— TASK TO CARRY OUT —
Return the listing below in full, with every line exactly as it is.

— SUPPLIED DATA —
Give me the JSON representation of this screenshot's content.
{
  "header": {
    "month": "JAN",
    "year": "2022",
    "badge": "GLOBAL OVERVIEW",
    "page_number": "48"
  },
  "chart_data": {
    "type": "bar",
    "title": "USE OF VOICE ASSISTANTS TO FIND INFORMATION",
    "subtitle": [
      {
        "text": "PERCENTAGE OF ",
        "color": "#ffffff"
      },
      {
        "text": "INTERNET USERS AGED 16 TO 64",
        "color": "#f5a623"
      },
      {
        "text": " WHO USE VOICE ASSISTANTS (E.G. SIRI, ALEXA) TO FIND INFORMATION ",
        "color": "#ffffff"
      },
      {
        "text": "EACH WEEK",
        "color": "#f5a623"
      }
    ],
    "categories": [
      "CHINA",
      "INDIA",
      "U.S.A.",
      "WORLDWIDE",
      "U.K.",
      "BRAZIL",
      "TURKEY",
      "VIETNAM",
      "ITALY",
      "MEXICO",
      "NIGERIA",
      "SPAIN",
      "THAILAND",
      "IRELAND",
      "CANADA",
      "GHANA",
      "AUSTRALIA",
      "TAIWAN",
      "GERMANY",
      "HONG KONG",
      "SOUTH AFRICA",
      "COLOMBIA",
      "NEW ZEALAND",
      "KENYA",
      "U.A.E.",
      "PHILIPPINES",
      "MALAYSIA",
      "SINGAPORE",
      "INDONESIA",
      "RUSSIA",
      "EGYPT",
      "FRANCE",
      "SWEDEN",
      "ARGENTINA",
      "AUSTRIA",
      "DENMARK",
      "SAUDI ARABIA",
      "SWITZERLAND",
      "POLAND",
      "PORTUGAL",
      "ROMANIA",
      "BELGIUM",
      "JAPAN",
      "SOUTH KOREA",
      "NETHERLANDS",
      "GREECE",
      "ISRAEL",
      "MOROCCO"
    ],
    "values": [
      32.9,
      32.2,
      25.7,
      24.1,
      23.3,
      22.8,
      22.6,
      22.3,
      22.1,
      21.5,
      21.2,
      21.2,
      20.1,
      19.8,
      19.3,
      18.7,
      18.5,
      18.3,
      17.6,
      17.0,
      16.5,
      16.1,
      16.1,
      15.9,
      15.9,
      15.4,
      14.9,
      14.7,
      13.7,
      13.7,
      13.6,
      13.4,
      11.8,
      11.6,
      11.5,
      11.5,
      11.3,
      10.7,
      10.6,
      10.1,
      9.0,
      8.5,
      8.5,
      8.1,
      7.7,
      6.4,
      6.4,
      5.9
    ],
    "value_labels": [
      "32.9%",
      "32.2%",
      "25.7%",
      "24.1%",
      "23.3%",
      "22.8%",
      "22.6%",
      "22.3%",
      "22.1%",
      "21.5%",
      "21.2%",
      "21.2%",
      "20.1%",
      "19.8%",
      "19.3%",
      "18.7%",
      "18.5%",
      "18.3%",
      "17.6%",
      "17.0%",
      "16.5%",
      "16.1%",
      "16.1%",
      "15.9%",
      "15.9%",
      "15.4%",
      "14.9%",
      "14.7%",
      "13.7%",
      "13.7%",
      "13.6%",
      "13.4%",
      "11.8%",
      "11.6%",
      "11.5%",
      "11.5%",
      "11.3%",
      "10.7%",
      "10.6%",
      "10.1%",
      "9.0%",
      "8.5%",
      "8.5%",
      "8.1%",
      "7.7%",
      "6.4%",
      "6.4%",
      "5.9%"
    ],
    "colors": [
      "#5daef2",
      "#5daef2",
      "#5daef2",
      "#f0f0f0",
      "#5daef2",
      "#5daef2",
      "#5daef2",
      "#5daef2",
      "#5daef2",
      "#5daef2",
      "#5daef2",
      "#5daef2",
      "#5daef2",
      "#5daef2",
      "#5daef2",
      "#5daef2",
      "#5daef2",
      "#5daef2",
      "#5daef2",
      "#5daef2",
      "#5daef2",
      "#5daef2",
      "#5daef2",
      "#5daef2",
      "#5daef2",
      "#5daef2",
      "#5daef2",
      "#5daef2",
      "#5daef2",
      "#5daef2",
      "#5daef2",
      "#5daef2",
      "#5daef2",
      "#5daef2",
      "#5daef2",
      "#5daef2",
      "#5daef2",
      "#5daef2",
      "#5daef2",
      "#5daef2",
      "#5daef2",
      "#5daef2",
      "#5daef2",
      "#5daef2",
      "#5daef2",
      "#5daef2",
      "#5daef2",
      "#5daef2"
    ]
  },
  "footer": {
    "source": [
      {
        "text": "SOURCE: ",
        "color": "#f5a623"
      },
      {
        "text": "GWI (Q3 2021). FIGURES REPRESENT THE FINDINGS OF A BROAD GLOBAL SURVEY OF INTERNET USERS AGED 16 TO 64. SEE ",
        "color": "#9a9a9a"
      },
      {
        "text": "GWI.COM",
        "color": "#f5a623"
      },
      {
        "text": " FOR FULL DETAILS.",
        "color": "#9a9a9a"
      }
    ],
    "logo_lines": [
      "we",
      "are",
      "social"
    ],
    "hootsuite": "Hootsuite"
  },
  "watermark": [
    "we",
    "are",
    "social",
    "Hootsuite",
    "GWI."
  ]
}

— SOLUTION TO THIS TASK —
Give me the JSON representation of this screenshot's content.
{
  "header": {
    "month": "JAN",
    "year": "2022",
    "badge": "GLOBAL OVERVIEW",
    "page_number": "48"
  },
  "chart_data": {
    "type": "bar",
    "title": "USE OF VOICE ASSISTANTS TO FIND INFORMATION",
    "subtitle": [
      {
        "text": "PERCENTAGE OF ",
        "color": "#ffffff"
      },
      {
        "text": "INTERNET USERS AGED 16 TO 64",
        "color": "#f5a623"
      },
      {
        "text": " WHO USE VOICE ASSISTANTS (E.G. SIRI, ALEXA) TO FIND INFORMATION ",
        "color": "#ffffff"
      },
      {
        "text": "EACH WEEK",
        "color": "#f5a623"
      }
    ],
    "categories": [
      "CHINA",
      "INDIA",
      "U.S.A.",
      "WORLDWIDE",
      "U.K.",
      "BRAZIL",
      "TURKEY",
      "VIETNAM",
      "ITALY",
      "MEXICO",
      "NIGERIA",
      "SPAIN",
      "THAILAND",
      "IRELAND",
      "CANADA",
      "GHANA",
      "AUSTRALIA",
      "TAIWAN",
      "GERMANY",
      "HONG KONG",
      "SOUTH AFRICA",
      "COLOMBIA",
      "NEW ZEALAND",
      "KENYA",
      "U.A.E.",
      "PHILIPPINES",
      "MALAYSIA",
      "SINGAPORE",
      "INDONESIA",
      "RUSSIA",
      "EGYPT",
      "FRANCE",
      "SWEDEN",
      "ARGENTINA",
      "AUSTRIA",
      "DENMARK",
      "SAUDI ARABIA",
      "SWITZERLAND",
      "POLAND",
      "PORTUGAL",
      "ROMANIA",
      "BELGIUM",
      "JAPAN",
      "SOUTH KOREA",
      "NETHERLANDS",
      "GREECE",
      "ISRAEL",
      "MOROCCO"
    ],
    "values": [
      32.9,
      32.2,
      25.7,
      24.1,
      23.3,
      22.8,
      22.6,
      22.3,
      22.1,
      21.5,
      21.2,
      21.2,
      20.1,
      19.8,
      19.3,
      18.7,
      18.5,
      18.3,
      17.6,
      17.0,
      16.5,
      16.1,
      16.1,
      15.9,
      15.9,
      15.4,
      14.9,
      14.7,
      13.7,
      13.7,
      13.6,
      13.4,
      11.8,
      11.6,
      11.5,
      11.5,
      11.3,
      10.7,
      10.6,
      10.1,
      9.0,
      8.5,
      8.5,
      8.1,
      7.7,
      6.4,
      6.4,
      5.9
    ],
    "value_labels": [
      "32.9%",
      "32.2%",
      "25.7%",
      "24.1%",
      "23.3%",
      "22.8%",
      "22.6%",
      "22.3%",
      "22.1%",
      "21.5%",
      "21.2%",
      "21.2%",
      "20.1%",
      "19.8%",
      "19.3%",
      "18.7%",
      "18.5%",
      "18.3%",
      "17.6%",
      "17.0%",
      "16.5%",
      "16.1%",
      "16.1%",
      "15.9%",
      "15.9%",
      "15.4%",
      "14.9%",
      "14.7%",
      "13.7%",
      "13.7%",
      "13.6%",
      "13.4%",
      "11.8%",
      "11.6%",
      "11.5%",
      "11.5%",
      "11.3%",
      "10.7%",
      "10.6%",
      "10.1%",
      "9.0%",
      "8.5%",
      "8.5%",
      "8.1%",
      "7.7%",
      "6.4%",
      "6.4%",
      "5.9%"
    ],
    "colors": [
      "#5daef2",
      "#5daef2",
      "#5daef2",
      "#f0f0f0",
      "#5daef2",
      "#5daef2",
      "#5daef2",
      "#5daef2",
      "#5daef2",
      "#5daef2",
      "#5daef2",
      "#5daef2",
      "#5daef2",
      "#5daef2",
      "#5daef2",
      "#5daef2",
      "#5daef2",
      "#5daef2",
      "#5daef2",
      "#5daef2",
      "#5daef2",
      "#5daef2",
      "#5daef2",
      "#5daef2",
      "#5daef2",
      "#5daef2",
      "#5daef2",
      "#5daef2",
      "#5daef2",
      "#5daef2",
      "#5daef2",
      "#5daef2",
      "#5daef2",
      "#5daef2",
      "#5daef2",
      "#5daef2",
      "#5daef2",
      "#5daef2",
      "#5daef2",
      "#5daef2",
      "#5daef2",
      "#5daef2",
      "#5daef2",
      "#5daef2",
      "#5daef2",
      "#5daef2",
      "#5daef2",
      "#5daef2"
    ]
  },
  "footer": {
    "source": [
      {
        "text": "SOURCE: ",
        "color": "#f5a623"
      },
      {
        "text": "GWI (Q3 2021). FIGURES REPRESENT THE FINDINGS OF A BROAD GLOBAL SURVEY OF INTERNET USERS AGED 16 TO 64. SEE ",
        "color": "#9a9a9a"
      },
      {
        "text": "GWI.COM",
        "color": "#f5a623"
      },
      {
        "text": " FOR FULL DETAILS.",
        "color": "#9a9a9a"
      }
    ],
    "logo_lines": [
      "we",
      "are",
      "social"
    ],
    "hootsuite": "Hootsuite"
  },
  "watermark": [
    "we",
    "are",
    "social",
    "Hootsuite",
    "GWI."
  ]
}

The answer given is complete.